Exercise goal: In the listing below, locate the lines that hold the string "CHESSINGTON". Copy those lines.

[Extracts from a graphics dataset]
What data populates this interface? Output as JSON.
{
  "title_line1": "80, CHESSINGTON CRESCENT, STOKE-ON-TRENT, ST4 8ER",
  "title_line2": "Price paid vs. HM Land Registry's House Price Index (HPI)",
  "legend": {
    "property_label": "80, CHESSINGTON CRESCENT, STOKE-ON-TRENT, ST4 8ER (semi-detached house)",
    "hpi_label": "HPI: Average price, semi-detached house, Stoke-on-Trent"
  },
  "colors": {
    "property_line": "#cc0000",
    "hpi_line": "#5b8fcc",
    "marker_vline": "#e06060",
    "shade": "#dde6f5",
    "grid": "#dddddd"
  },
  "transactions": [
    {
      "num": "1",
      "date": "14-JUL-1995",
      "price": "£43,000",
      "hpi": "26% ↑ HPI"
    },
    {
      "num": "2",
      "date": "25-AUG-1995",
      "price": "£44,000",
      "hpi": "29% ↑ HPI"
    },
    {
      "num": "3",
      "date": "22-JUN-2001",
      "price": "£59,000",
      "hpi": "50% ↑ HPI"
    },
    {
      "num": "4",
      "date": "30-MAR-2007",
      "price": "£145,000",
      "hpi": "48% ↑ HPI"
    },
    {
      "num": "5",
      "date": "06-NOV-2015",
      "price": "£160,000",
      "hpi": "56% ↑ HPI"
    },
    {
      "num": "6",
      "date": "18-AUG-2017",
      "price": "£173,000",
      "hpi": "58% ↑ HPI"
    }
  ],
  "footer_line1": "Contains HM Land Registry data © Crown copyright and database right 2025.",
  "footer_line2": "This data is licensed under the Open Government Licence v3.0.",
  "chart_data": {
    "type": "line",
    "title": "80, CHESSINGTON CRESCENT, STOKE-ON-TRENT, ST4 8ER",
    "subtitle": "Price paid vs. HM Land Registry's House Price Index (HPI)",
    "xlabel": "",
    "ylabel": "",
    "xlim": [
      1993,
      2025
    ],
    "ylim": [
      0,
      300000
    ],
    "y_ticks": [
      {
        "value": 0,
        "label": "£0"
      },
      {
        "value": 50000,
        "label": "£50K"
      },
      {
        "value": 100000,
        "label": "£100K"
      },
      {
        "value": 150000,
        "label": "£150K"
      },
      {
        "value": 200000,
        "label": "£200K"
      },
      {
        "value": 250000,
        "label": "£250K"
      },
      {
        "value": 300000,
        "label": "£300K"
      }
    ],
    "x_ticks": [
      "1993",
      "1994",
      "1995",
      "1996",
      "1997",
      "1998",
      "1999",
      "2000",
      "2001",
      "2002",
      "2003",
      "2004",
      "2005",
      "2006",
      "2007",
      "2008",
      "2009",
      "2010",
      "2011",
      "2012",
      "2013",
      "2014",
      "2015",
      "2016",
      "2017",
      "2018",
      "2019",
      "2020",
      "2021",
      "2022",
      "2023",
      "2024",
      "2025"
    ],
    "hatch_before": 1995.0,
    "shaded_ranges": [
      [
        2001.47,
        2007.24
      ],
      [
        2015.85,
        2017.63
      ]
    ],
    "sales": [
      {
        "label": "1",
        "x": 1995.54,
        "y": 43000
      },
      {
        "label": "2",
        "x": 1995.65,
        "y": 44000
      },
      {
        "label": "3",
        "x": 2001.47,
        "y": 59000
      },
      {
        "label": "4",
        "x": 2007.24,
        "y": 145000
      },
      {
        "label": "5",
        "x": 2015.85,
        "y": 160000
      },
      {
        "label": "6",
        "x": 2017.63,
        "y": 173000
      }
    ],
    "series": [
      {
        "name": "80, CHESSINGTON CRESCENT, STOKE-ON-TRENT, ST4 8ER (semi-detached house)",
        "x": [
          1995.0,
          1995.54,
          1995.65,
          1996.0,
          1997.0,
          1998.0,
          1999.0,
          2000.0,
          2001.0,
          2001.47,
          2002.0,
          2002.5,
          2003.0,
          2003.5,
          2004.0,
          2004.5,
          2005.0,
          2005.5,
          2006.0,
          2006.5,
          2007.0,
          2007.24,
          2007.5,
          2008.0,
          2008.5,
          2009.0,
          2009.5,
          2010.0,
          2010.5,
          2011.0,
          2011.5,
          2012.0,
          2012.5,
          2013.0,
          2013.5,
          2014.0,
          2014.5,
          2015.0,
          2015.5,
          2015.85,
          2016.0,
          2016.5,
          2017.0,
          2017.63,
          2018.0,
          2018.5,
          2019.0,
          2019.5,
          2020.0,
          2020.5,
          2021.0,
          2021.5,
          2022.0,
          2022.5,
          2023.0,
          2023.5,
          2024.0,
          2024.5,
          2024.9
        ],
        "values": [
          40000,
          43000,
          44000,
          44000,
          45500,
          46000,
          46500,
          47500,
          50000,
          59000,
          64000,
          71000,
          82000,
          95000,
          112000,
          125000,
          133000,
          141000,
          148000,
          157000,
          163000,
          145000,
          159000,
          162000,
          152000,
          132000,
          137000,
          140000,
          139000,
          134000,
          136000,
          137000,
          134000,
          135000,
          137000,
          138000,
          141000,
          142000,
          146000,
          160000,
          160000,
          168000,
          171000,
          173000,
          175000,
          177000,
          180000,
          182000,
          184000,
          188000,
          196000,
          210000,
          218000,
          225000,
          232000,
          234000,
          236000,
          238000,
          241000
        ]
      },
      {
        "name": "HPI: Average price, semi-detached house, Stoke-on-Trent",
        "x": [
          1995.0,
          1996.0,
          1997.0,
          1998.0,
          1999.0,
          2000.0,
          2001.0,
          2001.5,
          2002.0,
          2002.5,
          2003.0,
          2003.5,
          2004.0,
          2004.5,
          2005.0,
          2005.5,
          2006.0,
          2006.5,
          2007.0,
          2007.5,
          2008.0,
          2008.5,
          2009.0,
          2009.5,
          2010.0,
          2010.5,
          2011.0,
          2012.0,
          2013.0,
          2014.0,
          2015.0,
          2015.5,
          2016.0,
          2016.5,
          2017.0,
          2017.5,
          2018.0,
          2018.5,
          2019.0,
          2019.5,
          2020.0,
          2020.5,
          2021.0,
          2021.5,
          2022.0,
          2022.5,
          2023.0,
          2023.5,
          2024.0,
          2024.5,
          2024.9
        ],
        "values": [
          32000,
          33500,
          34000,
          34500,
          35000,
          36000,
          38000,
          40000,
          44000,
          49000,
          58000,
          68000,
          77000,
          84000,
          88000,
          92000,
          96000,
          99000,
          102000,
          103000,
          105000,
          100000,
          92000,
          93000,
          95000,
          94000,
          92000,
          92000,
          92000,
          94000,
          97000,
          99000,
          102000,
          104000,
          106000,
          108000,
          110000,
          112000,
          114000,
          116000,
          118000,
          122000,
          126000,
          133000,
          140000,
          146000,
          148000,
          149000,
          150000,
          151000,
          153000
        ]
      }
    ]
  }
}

Solution to the problem:
  "title_line1": "80, CHESSINGTON CRESCENT, STOKE-ON-TRENT, ST4 8ER",
    "property_label": "80, CHESSINGTON CRESCENT, STOKE-ON-TRENT, ST4 8ER (semi-detached house)",
    "title": "80, CHESSINGTON CRESCENT, STOKE-ON-TRENT, ST4 8ER",
        "name": "80, CHESSINGTON CRESCENT, STOKE-ON-TRENT, ST4 8ER (semi-detached house)",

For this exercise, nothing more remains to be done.